» **Exercise description**: Pictures don't belong in the copy; print all the records exactly.

Data excerpts:
-- Start --

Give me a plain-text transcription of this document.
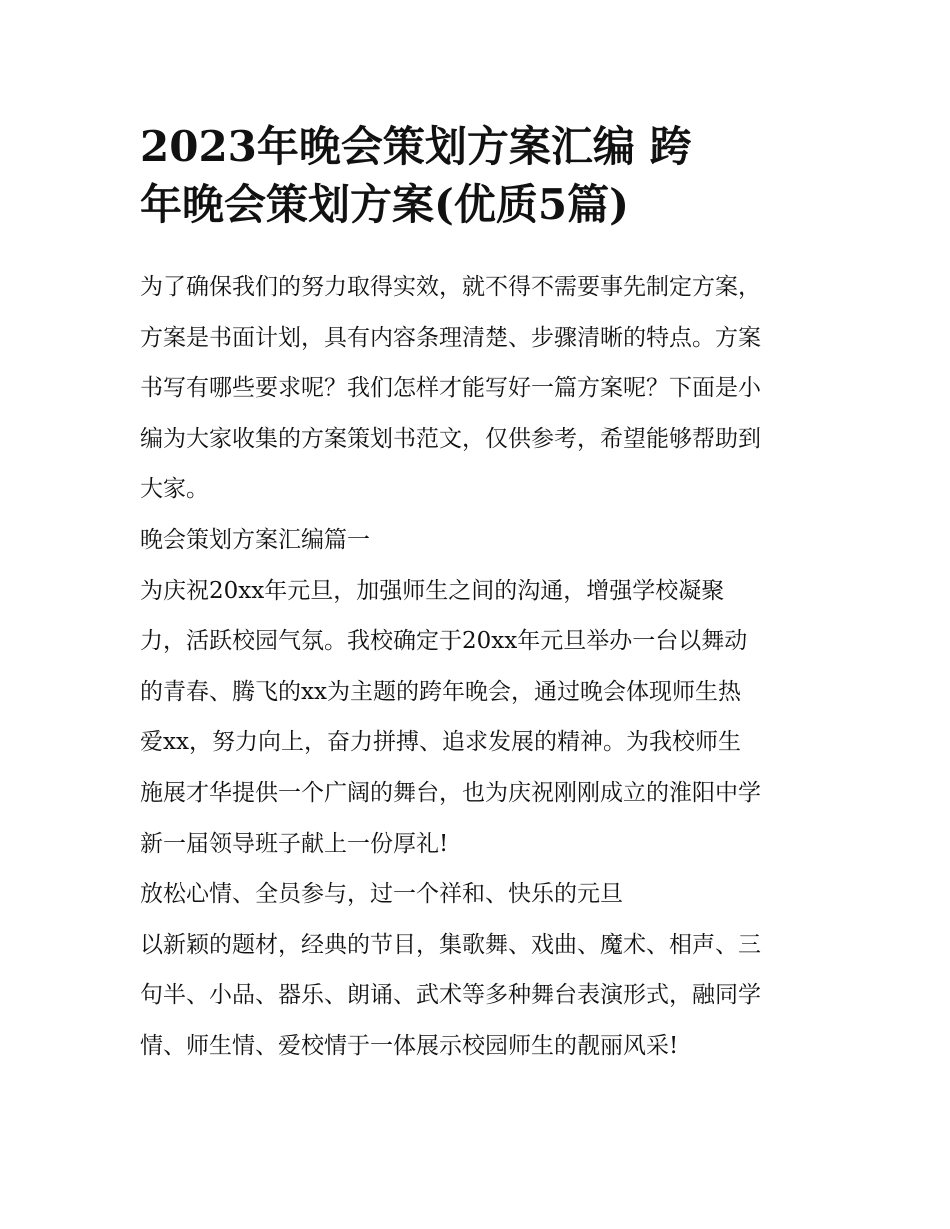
2023年晚会策划方案汇编 跨
年晚会策划方案(优质5篇)
为了确保我们的努力取得实效，就不得不需要事先制定方案，
方案是书面计划，具有内容条理清楚、步骤清晰的特点。方案
书写有哪些要求呢？我们怎样才能写好一篇方案呢？下面是小
编为大家收集的方案策划书范文，仅供参考，希望能够帮助到
大家。
晚会策划方案汇编篇一
为庆祝20xx年元旦，加强师生之间的沟通，增强学校凝聚
力，活跃校园气氛。我校确定于20xx年元旦举办一台以舞动
的青春、腾飞的xx为主题的跨年晚会，通过晚会体现师生热
爱xx，努力向上，奋力拼搏、追求发展的精神。为我校师生
施展才华提供一个广阔的舞台，也为庆祝刚刚成立的淮阳中学
新一届领导班子献上一份厚礼!
放松心情、全员参与，过一个祥和、快乐的元旦
以新颖的题材，经典的节目，集歌舞、戏曲、魔术、相声、三
句半、小品、器乐、朗诵、武术等多种舞台表演形式，融同学
情、师生情、爱校情于一体展示校园师生的靓丽风采!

-- End --

» **The solution**:
Give me a plain-text transcription of this document.
2023年晚会策划方案汇编 跨
年晚会策划方案(优质5篇)
为了确保我们的努力取得实效，就不得不需要事先制定方案，
方案是书面计划，具有内容条理清楚、步骤清晰的特点。方案
书写有哪些要求呢？我们怎样才能写好一篇方案呢？下面是小
编为大家收集的方案策划书范文，仅供参考，希望能够帮助到
大家。
晚会策划方案汇编篇一
为庆祝20xx年元旦，加强师生之间的沟通，增强学校凝聚
力，活跃校园气氛。我校确定于20xx年元旦举办一台以舞动
的青春、腾飞的xx为主题的跨年晚会，通过晚会体现师生热
爱xx，努力向上，奋力拼搏、追求发展的精神。为我校师生
施展才华提供一个广阔的舞台，也为庆祝刚刚成立的淮阳中学
新一届领导班子献上一份厚礼!
放松心情、全员参与，过一个祥和、快乐的元旦
以新颖的题材，经典的节目，集歌舞、戏曲、魔术、相声、三
句半、小品、器乐、朗诵、武术等多种舞台表演形式，融同学
情、师生情、爱校情于一体展示校园师生的靓丽风采!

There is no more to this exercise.